Task description: Write the material out again in full, exactly.
%%
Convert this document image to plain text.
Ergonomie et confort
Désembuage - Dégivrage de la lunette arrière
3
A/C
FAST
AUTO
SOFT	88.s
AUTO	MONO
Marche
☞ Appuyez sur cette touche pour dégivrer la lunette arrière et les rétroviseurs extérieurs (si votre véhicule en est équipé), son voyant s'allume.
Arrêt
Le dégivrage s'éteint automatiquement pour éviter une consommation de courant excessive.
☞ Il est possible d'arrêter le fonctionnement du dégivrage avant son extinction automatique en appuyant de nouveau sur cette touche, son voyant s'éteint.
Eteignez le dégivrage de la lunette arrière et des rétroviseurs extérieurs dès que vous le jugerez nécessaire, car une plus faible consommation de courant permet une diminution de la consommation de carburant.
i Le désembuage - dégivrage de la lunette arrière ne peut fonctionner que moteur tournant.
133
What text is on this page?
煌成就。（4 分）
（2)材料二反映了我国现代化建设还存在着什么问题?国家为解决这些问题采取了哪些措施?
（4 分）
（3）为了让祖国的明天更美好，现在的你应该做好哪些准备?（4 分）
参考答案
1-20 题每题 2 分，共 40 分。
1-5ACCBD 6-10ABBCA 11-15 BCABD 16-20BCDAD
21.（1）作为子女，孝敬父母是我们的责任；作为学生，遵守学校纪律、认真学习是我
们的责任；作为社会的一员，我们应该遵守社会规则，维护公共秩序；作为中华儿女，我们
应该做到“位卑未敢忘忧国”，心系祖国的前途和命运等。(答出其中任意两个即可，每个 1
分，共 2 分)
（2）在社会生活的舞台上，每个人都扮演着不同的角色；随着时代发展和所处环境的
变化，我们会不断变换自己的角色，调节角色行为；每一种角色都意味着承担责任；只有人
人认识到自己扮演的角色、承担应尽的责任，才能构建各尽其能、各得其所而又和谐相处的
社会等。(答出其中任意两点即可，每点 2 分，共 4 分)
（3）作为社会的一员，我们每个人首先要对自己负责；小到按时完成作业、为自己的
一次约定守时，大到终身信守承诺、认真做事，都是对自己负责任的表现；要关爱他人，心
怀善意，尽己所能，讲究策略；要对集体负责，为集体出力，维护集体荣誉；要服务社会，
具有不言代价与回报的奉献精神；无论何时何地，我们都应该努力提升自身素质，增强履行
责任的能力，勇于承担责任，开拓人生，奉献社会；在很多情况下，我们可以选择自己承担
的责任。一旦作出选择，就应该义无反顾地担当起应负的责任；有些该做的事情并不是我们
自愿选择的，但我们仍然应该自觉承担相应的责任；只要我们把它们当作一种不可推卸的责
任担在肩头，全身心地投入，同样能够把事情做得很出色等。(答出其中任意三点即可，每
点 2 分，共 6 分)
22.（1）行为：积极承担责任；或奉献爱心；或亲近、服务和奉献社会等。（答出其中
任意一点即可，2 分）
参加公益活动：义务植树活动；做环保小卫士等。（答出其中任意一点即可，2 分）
%%
Full output:
Convert this document image to plain text.
Ergonomie et confort
Désembuage - Dégivrage de la lunette arrière
3
A/C
FAST
AUTO
SOFT	88.s
AUTO	MONO
Marche
☞ Appuyez sur cette touche pour dégivrer la lunette arrière et les rétroviseurs extérieurs (si votre véhicule en est équipé), son voyant s'allume.
Arrêt
Le dégivrage s'éteint automatiquement pour éviter une consommation de courant excessive.
☞ Il est possible d'arrêter le fonctionnement du dégivrage avant son extinction automatique en appuyant de nouveau sur cette touche, son voyant s'éteint.
Eteignez le dégivrage de la lunette arrière et des rétroviseurs extérieurs dès que vous le jugerez nécessaire, car une plus faible consommation de courant permet une diminution de la consommation de carburant.
i Le désembuage - dégivrage de la lunette arrière ne peut fonctionner que moteur tournant.
133
What text is on this page?
煌成就。（4 分）
（2)材料二反映了我国现代化建设还存在着什么问题?国家为解决这些问题采取了哪些措施?
（4 分）
（3）为了让祖国的明天更美好，现在的你应该做好哪些准备?（4 分）
参考答案
1-20 题每题 2 分，共 40 分。
1-5ACCBD 6-10ABBCA 11-15 BCABD 16-20BCDAD
21.（1）作为子女，孝敬父母是我们的责任；作为学生，遵守学校纪律、认真学习是我
们的责任；作为社会的一员，我们应该遵守社会规则，维护公共秩序；作为中华儿女，我们
应该做到“位卑未敢忘忧国”，心系祖国的前途和命运等。(答出其中任意两个即可，每个 1
分，共 2 分)
（2）在社会生活的舞台上，每个人都扮演着不同的角色；随着时代发展和所处环境的
变化，我们会不断变换自己的角色，调节角色行为；每一种角色都意味着承担责任；只有人
人认识到自己扮演的角色、承担应尽的责任，才能构建各尽其能、各得其所而又和谐相处的
社会等。(答出其中任意两点即可，每点 2 分，共 4 分)
（3）作为社会的一员，我们每个人首先要对自己负责；小到按时完成作业、为自己的
一次约定守时，大到终身信守承诺、认真做事，都是对自己负责任的表现；要关爱他人，心
怀善意，尽己所能，讲究策略；要对集体负责，为集体出力，维护集体荣誉；要服务社会，
具有不言代价与回报的奉献精神；无论何时何地，我们都应该努力提升自身素质，增强履行
责任的能力，勇于承担责任，开拓人生，奉献社会；在很多情况下，我们可以选择自己承担
的责任。一旦作出选择，就应该义无反顾地担当起应负的责任；有些该做的事情并不是我们
自愿选择的，但我们仍然应该自觉承担相应的责任；只要我们把它们当作一种不可推卸的责
任担在肩头，全身心地投入，同样能够把事情做得很出色等。(答出其中任意三点即可，每
点 2 分，共 6 分)
22.（1）行为：积极承担责任；或奉献爱心；或亲近、服务和奉献社会等。（答出其中
任意一点即可，2 分）
参加公益活动：义务植树活动；做环保小卫士等。（答出其中任意一点即可，2 分）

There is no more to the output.